■ YOUR GOAL ■
How many lines in the data below contain the string "environ", with case counting? Reply with the number alone.

Listings of element locations
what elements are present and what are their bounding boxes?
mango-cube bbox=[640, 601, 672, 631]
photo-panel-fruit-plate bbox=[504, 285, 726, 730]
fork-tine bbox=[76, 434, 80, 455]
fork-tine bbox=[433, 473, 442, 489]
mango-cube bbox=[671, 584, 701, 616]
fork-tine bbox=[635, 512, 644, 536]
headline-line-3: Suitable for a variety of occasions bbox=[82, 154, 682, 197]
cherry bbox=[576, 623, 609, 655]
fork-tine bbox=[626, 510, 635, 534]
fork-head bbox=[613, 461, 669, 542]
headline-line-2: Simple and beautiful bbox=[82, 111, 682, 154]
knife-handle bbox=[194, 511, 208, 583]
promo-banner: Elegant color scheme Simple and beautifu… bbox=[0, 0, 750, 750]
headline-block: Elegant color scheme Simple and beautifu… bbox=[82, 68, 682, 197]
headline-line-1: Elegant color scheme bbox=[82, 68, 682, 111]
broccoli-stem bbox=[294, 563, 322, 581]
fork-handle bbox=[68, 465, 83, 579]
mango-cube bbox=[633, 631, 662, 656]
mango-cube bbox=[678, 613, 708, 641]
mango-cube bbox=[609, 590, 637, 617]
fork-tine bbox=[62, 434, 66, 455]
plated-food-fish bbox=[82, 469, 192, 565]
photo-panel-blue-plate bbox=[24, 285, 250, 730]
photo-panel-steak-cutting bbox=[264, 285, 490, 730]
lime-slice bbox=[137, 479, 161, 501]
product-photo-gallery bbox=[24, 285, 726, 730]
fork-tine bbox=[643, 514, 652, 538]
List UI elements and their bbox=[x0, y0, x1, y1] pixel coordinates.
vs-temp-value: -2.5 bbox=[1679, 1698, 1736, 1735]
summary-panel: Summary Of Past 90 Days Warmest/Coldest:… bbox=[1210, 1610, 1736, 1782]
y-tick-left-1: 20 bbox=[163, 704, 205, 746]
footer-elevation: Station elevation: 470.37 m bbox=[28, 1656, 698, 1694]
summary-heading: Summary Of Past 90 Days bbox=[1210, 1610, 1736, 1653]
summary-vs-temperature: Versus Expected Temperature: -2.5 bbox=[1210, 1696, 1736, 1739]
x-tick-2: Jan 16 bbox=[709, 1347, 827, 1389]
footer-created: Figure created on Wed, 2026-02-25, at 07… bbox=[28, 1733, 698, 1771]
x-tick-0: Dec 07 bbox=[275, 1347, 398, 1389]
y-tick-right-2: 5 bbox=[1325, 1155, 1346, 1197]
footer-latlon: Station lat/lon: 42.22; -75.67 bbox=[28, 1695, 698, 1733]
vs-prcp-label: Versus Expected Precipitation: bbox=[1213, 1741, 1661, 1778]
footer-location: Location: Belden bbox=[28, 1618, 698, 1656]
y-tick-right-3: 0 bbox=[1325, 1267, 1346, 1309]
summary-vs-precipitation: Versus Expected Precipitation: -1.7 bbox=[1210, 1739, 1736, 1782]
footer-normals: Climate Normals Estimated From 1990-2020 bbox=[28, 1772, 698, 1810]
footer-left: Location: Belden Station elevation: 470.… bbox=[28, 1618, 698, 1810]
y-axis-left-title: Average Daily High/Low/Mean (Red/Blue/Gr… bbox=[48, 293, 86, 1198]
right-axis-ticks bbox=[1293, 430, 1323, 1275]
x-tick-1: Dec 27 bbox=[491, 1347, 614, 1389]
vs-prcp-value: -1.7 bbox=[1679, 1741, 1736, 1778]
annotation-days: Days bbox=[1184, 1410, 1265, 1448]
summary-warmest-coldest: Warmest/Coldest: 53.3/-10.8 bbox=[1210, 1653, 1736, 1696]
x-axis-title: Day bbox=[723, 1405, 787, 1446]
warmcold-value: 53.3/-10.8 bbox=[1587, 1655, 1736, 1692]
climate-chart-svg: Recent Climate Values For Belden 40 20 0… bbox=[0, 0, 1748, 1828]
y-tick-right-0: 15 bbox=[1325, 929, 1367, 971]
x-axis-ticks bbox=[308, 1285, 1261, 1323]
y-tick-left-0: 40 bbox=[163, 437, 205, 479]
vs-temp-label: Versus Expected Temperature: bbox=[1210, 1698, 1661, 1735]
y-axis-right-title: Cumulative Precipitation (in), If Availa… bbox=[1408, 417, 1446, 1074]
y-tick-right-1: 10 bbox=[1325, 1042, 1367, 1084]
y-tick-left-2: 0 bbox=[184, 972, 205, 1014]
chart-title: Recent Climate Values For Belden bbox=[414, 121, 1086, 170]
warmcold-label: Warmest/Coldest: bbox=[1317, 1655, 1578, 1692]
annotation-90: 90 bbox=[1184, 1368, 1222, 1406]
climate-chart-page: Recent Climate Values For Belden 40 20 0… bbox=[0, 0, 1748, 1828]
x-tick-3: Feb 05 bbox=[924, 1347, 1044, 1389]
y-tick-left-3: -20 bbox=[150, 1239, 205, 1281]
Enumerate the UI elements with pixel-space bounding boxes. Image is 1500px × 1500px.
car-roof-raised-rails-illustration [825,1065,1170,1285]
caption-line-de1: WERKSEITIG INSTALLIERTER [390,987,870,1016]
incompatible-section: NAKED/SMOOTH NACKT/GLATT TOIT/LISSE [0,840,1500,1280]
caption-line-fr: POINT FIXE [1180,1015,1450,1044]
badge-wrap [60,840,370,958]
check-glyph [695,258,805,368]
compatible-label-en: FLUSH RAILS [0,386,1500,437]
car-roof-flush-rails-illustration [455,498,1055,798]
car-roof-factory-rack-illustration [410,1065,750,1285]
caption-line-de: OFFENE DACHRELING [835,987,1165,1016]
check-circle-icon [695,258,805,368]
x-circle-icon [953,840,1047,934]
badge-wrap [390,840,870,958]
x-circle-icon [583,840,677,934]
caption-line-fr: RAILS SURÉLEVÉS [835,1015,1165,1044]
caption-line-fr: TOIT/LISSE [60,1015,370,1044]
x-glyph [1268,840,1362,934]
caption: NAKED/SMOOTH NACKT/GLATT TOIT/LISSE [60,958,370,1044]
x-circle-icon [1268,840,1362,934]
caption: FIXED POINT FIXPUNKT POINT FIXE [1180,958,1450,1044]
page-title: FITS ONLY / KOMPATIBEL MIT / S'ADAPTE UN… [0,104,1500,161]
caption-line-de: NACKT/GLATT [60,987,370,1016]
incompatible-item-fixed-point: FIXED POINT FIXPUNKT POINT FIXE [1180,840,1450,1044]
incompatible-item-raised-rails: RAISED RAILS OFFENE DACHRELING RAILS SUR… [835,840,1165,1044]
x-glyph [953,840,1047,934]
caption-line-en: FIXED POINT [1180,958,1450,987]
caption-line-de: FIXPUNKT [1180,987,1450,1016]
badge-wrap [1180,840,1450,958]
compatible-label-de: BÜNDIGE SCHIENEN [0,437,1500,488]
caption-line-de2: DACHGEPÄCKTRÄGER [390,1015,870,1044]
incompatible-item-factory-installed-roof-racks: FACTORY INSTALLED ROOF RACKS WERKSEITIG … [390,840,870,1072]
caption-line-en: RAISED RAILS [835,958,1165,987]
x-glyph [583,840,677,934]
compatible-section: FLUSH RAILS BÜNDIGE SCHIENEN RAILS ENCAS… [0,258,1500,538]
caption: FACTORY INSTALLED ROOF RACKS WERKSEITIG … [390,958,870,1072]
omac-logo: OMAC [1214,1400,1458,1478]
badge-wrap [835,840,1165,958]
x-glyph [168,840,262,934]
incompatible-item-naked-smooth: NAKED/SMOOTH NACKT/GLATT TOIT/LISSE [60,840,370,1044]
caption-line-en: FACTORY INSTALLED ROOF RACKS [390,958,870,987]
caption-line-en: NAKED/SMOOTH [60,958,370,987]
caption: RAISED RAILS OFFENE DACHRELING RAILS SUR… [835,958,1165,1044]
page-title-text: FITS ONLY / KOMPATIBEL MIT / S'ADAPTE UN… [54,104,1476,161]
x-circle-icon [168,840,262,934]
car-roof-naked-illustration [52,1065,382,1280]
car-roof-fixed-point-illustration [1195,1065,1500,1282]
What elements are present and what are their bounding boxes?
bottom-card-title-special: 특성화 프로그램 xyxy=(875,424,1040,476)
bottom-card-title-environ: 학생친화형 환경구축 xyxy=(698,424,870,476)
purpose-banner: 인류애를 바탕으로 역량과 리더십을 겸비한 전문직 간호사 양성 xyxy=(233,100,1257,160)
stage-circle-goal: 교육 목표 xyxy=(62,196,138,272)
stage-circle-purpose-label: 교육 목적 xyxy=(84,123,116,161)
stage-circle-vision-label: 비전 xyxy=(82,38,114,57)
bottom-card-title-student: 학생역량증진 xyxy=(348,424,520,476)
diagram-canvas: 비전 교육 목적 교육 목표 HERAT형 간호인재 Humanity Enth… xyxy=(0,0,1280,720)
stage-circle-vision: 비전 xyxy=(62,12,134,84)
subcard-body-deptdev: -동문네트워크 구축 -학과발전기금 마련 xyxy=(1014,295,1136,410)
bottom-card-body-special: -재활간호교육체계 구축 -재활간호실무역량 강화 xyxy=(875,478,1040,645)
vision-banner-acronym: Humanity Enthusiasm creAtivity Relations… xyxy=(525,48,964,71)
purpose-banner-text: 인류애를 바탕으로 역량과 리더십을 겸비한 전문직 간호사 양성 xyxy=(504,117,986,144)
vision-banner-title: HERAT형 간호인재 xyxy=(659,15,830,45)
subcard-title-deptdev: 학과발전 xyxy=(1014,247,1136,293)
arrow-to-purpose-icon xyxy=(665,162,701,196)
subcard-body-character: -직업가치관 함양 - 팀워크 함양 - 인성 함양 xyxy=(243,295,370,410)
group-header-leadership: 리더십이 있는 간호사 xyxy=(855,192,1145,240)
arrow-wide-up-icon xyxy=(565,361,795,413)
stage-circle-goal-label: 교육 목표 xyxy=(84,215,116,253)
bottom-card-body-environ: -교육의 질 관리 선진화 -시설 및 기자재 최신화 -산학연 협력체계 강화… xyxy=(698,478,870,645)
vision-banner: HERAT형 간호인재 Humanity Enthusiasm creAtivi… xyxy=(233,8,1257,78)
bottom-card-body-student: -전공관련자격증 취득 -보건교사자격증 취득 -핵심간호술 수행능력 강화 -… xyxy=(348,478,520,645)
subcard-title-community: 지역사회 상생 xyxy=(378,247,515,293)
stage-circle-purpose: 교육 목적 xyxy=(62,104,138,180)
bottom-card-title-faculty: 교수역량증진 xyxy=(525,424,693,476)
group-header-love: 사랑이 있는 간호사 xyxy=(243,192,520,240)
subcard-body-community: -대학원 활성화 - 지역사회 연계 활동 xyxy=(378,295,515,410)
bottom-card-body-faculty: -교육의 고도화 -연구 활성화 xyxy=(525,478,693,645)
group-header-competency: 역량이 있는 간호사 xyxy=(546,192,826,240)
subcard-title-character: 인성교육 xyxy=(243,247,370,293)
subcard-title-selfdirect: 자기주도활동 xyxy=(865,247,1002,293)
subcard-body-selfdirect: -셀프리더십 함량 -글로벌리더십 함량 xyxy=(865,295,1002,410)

■ ANSWER TO THE TASK ■
2